▸ **EXERCISE OBJECTIVE**: Produce a word-for-word copy of the listing below without its pictures.

(Data entries)
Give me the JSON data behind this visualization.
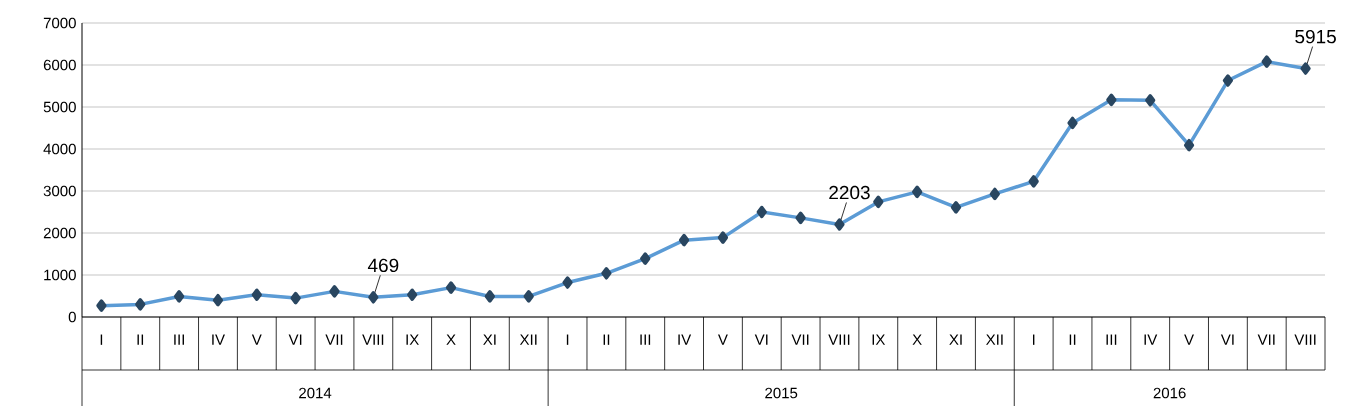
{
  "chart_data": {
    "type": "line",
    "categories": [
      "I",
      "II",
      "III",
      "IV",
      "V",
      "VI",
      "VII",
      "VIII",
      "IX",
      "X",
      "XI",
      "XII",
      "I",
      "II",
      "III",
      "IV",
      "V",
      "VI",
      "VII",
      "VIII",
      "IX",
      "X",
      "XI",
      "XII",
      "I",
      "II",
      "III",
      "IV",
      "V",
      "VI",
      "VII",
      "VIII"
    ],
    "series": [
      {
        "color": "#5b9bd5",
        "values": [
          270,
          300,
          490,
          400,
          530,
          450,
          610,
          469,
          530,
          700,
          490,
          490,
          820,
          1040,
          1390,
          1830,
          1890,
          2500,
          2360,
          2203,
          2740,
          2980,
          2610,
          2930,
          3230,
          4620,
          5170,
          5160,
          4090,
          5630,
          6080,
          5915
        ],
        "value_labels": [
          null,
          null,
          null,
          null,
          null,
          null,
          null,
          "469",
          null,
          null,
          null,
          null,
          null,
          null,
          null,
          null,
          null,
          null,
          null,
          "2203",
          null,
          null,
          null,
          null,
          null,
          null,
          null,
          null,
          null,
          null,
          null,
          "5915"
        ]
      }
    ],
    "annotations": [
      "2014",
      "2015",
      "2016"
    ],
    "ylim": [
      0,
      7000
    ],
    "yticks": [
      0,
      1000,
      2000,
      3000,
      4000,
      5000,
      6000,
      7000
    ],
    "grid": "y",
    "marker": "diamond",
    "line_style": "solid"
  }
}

▸ **FULL RESPONSE**:
Give me the JSON data behind this visualization.
{
  "chart_data": {
    "type": "line",
    "categories": [
      "I",
      "II",
      "III",
      "IV",
      "V",
      "VI",
      "VII",
      "VIII",
      "IX",
      "X",
      "XI",
      "XII",
      "I",
      "II",
      "III",
      "IV",
      "V",
      "VI",
      "VII",
      "VIII",
      "IX",
      "X",
      "XI",
      "XII",
      "I",
      "II",
      "III",
      "IV",
      "V",
      "VI",
      "VII",
      "VIII"
    ],
    "series": [
      {
        "color": "#5b9bd5",
        "values": [
          270,
          300,
          490,
          400,
          530,
          450,
          610,
          469,
          530,
          700,
          490,
          490,
          820,
          1040,
          1390,
          1830,
          1890,
          2500,
          2360,
          2203,
          2740,
          2980,
          2610,
          2930,
          3230,
          4620,
          5170,
          5160,
          4090,
          5630,
          6080,
          5915
        ],
        "value_labels": [
          null,
          null,
          null,
          null,
          null,
          null,
          null,
          "469",
          null,
          null,
          null,
          null,
          null,
          null,
          null,
          null,
          null,
          null,
          null,
          "2203",
          null,
          null,
          null,
          null,
          null,
          null,
          null,
          null,
          null,
          null,
          null,
          "5915"
        ]
      }
    ],
    "annotations": [
      "2014",
      "2015",
      "2016"
    ],
    "ylim": [
      0,
      7000
    ],
    "yticks": [
      0,
      1000,
      2000,
      3000,
      4000,
      5000,
      6000,
      7000
    ],
    "grid": "y",
    "marker": "diamond",
    "line_style": "solid"
  }
}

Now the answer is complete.